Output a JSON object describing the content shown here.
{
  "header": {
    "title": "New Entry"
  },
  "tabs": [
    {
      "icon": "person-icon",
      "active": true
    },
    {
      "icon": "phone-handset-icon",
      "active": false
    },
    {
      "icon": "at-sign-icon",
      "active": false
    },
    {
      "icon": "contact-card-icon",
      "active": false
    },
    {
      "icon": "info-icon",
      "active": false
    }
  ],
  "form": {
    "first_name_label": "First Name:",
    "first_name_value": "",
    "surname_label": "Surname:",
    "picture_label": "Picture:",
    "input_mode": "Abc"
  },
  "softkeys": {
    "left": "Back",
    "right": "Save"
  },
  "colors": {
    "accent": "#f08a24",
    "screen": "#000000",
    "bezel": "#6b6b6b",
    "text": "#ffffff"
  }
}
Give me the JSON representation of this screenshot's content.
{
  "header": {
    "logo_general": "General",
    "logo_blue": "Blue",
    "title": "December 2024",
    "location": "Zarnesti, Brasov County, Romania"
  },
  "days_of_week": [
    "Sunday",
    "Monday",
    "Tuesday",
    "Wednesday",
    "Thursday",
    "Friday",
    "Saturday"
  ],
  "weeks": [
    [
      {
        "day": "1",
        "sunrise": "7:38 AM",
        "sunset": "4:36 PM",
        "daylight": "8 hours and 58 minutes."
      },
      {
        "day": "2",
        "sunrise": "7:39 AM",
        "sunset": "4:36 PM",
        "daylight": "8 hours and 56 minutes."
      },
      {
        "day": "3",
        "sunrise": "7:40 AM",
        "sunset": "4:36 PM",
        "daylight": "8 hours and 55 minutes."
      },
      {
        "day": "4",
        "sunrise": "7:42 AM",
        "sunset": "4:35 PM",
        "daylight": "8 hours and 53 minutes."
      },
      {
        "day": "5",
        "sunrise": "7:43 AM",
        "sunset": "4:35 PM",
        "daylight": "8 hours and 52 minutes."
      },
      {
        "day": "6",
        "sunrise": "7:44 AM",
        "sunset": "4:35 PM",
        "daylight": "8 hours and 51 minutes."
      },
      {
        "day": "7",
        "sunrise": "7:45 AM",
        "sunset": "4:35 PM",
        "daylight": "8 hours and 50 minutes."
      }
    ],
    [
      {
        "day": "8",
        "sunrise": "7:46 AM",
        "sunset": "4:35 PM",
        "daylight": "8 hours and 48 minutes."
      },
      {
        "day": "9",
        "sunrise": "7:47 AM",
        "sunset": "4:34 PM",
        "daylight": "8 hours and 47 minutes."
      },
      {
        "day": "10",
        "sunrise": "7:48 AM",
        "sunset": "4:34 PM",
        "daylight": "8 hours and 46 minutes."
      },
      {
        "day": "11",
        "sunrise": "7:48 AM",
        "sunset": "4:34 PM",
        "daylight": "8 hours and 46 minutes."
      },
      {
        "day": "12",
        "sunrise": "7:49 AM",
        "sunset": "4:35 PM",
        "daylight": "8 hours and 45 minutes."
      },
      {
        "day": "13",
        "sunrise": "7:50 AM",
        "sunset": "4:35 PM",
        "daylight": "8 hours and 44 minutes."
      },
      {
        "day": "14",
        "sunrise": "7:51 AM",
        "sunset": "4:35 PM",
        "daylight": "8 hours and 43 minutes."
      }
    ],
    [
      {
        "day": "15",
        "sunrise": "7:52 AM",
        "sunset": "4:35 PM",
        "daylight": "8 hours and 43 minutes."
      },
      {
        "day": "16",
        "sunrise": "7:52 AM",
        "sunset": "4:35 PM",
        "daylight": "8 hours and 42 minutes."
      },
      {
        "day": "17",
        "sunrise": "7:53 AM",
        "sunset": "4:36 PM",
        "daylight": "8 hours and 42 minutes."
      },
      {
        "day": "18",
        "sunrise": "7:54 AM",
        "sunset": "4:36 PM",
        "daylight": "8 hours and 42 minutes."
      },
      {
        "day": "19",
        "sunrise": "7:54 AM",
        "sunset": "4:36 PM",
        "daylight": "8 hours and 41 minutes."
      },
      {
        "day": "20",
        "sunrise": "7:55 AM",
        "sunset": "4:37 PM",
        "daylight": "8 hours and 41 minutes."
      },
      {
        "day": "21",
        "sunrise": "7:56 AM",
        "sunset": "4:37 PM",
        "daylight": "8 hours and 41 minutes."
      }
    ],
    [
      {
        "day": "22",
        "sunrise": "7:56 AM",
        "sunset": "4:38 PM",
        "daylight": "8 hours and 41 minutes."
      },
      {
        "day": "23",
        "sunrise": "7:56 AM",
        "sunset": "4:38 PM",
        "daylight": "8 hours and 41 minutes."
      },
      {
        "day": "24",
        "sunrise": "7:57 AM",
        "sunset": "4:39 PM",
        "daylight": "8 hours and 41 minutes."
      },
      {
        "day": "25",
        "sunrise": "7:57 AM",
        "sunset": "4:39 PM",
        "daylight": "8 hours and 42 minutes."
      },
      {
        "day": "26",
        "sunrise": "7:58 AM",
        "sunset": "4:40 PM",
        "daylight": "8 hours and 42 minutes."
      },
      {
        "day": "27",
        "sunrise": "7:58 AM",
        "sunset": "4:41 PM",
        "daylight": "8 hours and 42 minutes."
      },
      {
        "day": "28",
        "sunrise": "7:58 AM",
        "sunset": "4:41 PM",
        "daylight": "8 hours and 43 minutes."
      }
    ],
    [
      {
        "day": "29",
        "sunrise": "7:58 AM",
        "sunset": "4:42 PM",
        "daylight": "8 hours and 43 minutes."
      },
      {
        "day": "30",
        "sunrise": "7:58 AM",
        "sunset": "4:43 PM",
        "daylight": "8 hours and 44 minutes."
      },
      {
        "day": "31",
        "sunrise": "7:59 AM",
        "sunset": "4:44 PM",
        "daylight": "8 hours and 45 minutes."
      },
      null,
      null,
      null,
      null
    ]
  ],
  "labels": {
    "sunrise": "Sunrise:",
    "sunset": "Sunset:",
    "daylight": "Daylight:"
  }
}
★ ★ ★ ★ ★ ★ ★
# Task objective:
Provide the number of lines containing the string "content", with no other output.

# Solution:
2